— Start Material supplied —

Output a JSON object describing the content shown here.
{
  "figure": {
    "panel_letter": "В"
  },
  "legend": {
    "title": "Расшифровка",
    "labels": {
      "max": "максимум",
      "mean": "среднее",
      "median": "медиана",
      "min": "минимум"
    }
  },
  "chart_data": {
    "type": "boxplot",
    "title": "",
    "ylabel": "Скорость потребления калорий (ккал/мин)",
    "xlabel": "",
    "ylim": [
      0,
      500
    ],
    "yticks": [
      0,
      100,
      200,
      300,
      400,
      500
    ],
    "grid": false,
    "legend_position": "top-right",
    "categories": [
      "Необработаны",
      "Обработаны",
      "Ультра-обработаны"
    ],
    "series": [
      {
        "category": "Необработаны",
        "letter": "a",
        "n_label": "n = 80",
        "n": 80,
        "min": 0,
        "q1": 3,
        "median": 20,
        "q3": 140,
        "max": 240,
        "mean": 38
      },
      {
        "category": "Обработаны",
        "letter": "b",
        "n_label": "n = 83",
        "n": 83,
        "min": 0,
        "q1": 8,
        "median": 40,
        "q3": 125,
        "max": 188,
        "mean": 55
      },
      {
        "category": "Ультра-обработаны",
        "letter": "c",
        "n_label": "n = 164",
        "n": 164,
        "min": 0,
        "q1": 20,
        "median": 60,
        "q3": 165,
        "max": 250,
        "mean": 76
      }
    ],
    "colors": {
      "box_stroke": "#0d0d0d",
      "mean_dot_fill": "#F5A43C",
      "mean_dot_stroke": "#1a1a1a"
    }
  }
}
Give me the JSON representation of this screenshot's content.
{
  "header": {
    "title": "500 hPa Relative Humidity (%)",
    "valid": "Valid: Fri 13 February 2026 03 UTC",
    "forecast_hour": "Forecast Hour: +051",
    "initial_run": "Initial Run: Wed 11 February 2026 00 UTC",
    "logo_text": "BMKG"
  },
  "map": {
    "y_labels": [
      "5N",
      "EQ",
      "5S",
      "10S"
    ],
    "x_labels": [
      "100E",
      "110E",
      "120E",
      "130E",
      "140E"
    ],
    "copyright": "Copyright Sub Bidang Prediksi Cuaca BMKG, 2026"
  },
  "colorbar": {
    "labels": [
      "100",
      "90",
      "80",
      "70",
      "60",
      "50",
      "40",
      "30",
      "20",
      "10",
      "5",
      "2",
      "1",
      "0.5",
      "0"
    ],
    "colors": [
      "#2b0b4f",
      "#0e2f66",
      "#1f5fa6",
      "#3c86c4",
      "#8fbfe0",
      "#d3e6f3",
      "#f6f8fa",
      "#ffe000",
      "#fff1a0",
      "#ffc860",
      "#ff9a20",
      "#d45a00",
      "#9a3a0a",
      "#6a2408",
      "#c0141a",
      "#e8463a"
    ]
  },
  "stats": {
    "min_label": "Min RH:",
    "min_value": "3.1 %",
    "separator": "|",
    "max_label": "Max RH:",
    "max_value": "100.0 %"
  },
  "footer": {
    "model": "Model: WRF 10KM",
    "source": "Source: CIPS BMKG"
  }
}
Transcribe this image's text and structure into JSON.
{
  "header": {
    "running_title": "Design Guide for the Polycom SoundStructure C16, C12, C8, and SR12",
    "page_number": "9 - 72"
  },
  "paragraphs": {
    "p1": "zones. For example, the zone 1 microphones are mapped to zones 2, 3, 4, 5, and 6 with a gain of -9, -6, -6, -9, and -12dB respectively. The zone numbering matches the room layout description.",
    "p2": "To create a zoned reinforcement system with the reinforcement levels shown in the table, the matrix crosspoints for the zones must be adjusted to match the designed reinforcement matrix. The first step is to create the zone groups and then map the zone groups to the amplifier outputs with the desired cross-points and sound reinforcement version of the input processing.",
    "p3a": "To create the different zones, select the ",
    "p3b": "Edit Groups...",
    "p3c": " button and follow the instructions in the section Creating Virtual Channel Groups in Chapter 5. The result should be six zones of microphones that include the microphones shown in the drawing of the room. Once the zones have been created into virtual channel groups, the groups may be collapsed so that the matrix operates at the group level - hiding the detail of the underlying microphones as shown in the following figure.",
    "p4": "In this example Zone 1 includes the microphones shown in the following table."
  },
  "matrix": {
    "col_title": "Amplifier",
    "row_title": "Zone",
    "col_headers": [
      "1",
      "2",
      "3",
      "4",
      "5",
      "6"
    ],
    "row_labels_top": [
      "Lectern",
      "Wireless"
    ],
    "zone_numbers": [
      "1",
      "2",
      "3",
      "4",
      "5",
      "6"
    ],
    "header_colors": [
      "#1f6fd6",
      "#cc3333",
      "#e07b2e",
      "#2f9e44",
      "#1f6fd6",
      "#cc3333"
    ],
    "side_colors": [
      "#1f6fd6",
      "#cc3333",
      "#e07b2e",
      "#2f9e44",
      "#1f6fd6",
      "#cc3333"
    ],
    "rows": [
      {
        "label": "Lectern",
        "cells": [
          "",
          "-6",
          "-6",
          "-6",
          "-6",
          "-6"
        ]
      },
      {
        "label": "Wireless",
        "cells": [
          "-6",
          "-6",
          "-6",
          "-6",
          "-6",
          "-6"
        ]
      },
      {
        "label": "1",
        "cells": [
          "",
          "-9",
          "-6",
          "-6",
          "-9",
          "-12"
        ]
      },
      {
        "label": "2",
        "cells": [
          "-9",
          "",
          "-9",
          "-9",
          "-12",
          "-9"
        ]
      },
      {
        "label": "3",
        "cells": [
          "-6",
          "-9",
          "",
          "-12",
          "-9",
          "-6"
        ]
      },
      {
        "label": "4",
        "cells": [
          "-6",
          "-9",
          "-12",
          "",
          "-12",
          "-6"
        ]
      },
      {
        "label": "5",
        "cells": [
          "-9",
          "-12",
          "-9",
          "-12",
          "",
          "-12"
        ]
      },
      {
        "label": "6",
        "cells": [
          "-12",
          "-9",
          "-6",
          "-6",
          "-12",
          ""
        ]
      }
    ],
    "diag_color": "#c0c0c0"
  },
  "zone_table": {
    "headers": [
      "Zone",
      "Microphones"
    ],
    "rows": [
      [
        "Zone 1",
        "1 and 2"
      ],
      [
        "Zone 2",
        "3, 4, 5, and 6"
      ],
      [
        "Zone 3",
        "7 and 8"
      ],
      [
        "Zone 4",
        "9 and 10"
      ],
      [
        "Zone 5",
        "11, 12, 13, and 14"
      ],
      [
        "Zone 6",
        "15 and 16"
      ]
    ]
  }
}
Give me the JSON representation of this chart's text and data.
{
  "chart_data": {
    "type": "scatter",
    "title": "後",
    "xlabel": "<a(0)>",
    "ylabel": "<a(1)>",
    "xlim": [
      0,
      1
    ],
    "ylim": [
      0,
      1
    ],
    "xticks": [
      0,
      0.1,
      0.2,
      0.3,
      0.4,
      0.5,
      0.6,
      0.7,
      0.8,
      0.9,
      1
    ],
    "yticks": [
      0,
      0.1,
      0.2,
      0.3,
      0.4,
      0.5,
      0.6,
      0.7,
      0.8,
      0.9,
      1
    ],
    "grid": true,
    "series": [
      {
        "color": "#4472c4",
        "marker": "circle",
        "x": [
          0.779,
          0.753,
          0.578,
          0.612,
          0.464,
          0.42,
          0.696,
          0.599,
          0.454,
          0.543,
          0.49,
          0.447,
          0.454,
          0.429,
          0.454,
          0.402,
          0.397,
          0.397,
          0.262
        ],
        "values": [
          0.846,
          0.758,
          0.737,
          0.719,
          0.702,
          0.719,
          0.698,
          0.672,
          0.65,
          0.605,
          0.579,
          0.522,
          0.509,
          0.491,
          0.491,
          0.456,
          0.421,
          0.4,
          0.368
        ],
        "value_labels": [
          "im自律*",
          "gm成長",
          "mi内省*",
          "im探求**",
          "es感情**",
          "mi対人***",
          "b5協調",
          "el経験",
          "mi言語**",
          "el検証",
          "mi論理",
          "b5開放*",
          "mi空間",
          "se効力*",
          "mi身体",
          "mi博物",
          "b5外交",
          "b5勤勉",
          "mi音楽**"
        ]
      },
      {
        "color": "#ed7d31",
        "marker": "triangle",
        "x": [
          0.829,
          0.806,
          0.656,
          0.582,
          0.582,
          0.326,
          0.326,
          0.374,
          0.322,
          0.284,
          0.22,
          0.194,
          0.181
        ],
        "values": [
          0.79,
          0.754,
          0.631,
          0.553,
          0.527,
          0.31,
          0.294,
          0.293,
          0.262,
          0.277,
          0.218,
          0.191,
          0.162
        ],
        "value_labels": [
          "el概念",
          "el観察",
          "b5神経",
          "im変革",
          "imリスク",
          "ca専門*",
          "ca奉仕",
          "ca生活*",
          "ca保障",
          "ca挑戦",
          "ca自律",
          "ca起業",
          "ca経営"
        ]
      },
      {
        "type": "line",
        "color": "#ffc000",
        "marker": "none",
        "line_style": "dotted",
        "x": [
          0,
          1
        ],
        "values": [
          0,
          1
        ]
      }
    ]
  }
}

— End Material supplied —

__Problem to solve__.
Go through the records above and copy every line with the word "content".

__Answer to this task__.
Output a JSON object describing the content shown here.
Give me the JSON representation of this screenshot's content.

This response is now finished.